Tarefa:
Prolongue o texto sobre o parto domiciliar, escrevendo a partir da última frase apresentada.

O reforço às boas práticas também foi ressaltado pelo médico obtetra Leonildo herrero Perandré, vice-presidente do Conselho Regional de Medicina de Mato Grosso do Sul. “O parto domiciliar pode ser direito da paciente, que deve ser devidamente documentado e explicado sobre os riscos que existem. Já peguei casos complicados da paciente que estava em parto domiciliar. O médico tem que fazer atendimento pelo bem. No ambiente hospitalar há mais respaldo. Algumas situações são resolvidas em questão de minutos. Por que se expor ao maior risco?”, questionou.  

A coordenadora do Serviço de Atendimento Móvel de Urgência (Samu), Maithe Galhardo, defendeu a importância de encarar a medicina como assistência em equipe. “Cada peça precisa funcionar em harmonia. Não há espaço para bandeiras radicais, a bandeira nossa é um feto e uma mãe saudáveis. Já fiz partos domiciliares de urgência e já fui em intercorrências de parto domiciliar eletivo que deram e não deram certo. Há uma diferença grande no recurso oferecido a paciente. O que diferencia é profissional saber a hora de parar. Precisa de um mínimo, que esse paciente tenha certeza dos riscos. Somos serviço buscamos resgate, buscamos a vida”, ressaltou.

Material de estudo:
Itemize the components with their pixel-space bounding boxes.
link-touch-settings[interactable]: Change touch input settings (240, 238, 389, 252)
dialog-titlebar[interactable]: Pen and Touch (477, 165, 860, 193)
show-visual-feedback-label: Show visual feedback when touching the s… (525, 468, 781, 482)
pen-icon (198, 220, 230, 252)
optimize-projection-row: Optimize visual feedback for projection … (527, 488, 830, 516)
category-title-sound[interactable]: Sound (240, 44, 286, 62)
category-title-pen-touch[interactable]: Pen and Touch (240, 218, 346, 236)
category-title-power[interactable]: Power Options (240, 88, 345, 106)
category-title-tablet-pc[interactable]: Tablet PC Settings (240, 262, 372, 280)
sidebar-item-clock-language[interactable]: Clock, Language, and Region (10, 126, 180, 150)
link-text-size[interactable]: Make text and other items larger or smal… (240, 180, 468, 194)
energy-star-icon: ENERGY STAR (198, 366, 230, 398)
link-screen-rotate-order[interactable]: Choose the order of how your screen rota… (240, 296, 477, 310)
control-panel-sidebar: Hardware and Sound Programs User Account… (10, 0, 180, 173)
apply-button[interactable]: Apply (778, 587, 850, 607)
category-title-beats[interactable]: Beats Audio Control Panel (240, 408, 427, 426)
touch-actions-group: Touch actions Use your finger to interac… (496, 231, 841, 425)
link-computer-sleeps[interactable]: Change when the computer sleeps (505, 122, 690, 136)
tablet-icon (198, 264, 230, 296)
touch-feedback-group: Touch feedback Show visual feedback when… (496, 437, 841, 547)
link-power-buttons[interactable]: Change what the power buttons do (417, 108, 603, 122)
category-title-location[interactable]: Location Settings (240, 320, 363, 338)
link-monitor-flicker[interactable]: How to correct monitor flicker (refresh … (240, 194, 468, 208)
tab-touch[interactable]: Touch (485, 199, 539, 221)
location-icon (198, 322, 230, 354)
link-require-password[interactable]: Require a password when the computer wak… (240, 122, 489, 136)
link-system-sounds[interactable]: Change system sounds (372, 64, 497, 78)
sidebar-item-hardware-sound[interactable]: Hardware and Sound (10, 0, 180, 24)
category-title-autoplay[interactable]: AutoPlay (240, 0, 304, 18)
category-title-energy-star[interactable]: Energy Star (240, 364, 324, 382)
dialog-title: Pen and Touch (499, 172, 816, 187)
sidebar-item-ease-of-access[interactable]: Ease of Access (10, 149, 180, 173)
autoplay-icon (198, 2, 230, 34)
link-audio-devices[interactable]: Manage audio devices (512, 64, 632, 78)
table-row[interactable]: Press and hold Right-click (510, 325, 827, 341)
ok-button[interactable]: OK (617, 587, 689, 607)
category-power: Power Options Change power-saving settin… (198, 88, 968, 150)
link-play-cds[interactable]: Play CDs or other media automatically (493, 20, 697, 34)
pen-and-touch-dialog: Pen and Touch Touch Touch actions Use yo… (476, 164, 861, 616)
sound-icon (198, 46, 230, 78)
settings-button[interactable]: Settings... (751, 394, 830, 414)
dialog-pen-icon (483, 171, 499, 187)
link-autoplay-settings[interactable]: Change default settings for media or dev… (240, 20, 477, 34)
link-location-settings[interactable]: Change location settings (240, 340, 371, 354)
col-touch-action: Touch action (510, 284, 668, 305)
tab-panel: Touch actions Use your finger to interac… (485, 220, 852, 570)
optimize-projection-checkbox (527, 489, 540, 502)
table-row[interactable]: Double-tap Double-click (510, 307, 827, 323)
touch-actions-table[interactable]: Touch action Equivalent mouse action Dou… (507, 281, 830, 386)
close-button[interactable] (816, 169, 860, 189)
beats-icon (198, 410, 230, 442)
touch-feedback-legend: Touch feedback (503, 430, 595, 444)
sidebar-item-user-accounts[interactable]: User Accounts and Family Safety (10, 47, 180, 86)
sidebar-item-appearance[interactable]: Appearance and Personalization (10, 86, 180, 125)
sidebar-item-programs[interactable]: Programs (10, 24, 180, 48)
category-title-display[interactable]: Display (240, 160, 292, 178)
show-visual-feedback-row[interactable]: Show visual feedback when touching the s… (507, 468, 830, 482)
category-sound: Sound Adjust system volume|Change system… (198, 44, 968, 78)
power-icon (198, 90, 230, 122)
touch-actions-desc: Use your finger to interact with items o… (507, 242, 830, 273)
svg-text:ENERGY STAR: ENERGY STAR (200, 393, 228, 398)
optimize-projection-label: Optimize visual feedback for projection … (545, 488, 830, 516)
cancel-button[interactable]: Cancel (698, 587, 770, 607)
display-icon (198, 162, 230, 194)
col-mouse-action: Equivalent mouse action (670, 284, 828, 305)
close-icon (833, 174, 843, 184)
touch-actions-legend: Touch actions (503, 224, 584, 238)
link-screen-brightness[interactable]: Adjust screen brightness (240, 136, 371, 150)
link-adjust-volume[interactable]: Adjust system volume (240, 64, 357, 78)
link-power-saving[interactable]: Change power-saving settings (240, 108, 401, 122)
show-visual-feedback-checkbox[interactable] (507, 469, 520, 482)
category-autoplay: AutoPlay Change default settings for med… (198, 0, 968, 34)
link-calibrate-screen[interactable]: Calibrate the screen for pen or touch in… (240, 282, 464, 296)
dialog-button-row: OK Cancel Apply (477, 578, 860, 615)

Resposta:
Parto domiciliar 

A audiência também contou com depoimento de mães que tiveram parto em casa e doulas que deram essa assistência no parto. A professora Letícia Couto contou a experiência do nascimento de seus dois filhos – primeiro num parto normal humanizado na Santa Casa e o segundo em casa.  No primeiro caso, recebeu toda a assistência, mas foi questionada por uma pediatra sobre a escolha do parto ter influência no filho estar com sopro no coração. “Esse tipo de questionamento, sem nos possibilitar contrargumentos deixa a mãe com culpa. Por que não criar essa rede para parto domiciliar, em que toda família pode estar participando? Precisamos criar equipes médicas, pessoas capacitadas e não estar afogando a rede hospitalar sem necessidade. A assistência pós parto em casa também não é adequada”, disse, em referência a ter tido dificuldade para que o filho fizesse o teste do coraçãozinho no hospital – indicado para todos os recém-nascidos – por ter nascido em casa.

A doula Larissa Lopes cobrou sobre os interesses econômicos envolvidos no tema. “Nunca estamos preparados para imprevistos.  Num País onde não temos medicina preventiva, é complicado falar de que estaríamos dentro do hospital para prevenir intercorrência”, disse. Ela relatou que no nascimento do primeiro filho, de parto normal em hospital, sofreu violência obstétrica. No segundo, fez a opção pelo parto em casa.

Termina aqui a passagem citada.